_The task_. Search the listing below for the string "website" and copy every line where it occurs.
---
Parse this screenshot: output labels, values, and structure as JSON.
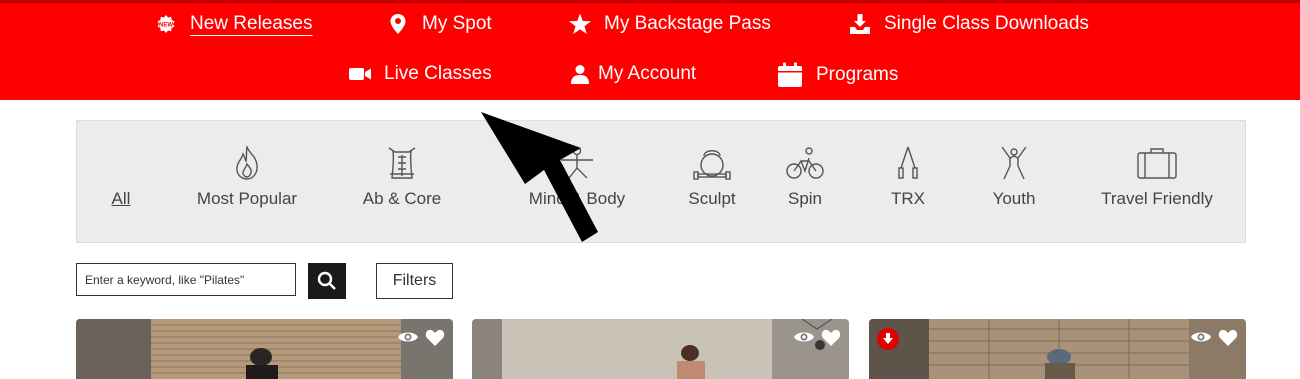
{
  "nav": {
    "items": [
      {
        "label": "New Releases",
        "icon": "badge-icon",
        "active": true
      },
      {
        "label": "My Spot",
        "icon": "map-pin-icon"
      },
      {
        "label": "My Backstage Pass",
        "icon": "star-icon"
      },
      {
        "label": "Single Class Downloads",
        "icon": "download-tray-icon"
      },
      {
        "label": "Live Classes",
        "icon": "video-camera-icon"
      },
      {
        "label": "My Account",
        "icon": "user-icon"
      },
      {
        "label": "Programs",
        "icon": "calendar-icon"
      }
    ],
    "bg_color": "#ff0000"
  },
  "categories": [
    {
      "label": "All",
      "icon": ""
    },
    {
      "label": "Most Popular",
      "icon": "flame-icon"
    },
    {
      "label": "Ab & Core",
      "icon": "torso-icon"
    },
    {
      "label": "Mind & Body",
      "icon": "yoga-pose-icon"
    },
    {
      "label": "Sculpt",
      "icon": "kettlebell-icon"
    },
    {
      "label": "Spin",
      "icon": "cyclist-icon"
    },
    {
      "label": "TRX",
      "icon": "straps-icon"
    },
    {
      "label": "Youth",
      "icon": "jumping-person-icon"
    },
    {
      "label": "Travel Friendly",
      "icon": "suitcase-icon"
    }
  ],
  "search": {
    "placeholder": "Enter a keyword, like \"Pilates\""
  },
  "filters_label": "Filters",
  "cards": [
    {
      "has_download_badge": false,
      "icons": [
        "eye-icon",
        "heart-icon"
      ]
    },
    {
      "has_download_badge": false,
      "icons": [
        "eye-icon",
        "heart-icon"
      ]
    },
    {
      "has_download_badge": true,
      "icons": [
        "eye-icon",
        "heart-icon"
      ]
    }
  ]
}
---
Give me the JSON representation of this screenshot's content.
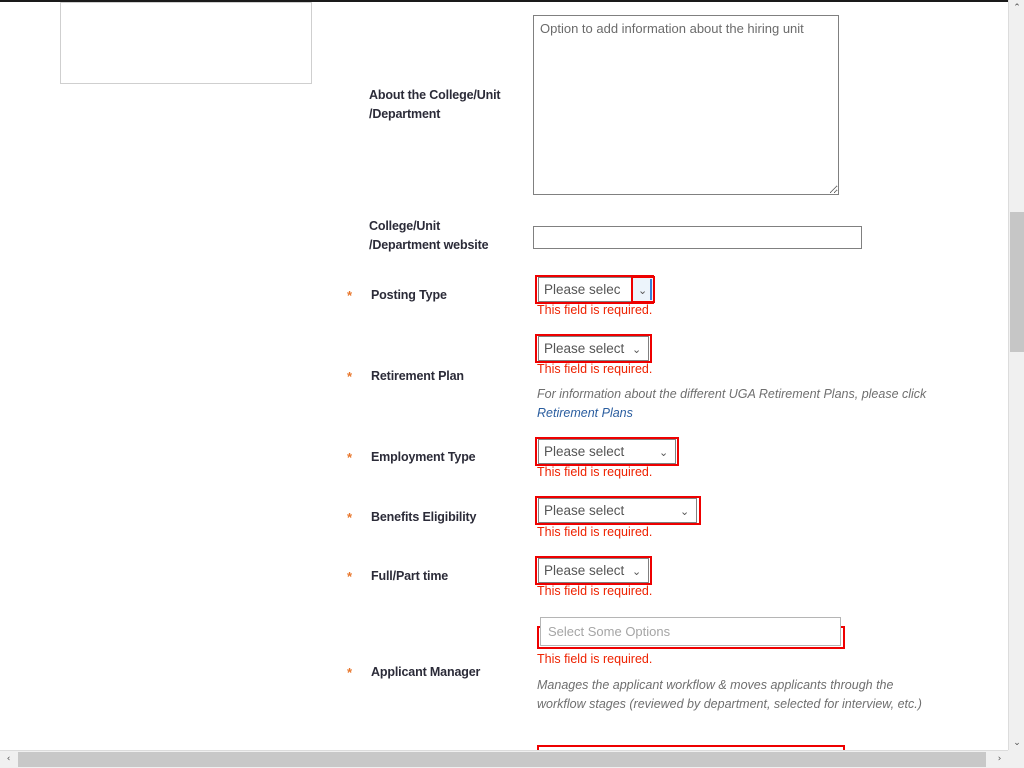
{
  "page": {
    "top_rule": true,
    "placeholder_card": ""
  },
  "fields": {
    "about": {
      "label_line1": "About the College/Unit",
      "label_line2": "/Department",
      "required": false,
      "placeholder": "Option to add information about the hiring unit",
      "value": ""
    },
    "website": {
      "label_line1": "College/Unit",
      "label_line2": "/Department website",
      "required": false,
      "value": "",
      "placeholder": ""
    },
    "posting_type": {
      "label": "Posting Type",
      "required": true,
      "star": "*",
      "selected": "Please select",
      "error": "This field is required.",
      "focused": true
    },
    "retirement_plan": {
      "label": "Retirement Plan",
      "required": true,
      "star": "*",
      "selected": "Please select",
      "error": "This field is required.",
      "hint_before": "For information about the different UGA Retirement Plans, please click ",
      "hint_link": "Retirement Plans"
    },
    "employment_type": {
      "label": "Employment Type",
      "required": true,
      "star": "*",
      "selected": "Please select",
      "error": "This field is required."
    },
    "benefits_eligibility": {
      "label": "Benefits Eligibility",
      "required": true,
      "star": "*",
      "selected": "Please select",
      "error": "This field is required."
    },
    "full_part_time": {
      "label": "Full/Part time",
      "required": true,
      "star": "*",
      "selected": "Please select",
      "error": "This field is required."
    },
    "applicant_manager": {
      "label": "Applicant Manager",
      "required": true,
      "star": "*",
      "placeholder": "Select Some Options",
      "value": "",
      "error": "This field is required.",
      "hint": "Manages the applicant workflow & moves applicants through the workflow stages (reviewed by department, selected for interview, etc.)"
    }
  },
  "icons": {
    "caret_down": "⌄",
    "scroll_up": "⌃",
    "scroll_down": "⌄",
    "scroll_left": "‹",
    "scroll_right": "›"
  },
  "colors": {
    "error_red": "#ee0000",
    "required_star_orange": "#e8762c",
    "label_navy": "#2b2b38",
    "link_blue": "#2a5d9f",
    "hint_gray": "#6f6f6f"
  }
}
---
_Answer to the problem_.
    "website": {
      "label_line2": "/Department website",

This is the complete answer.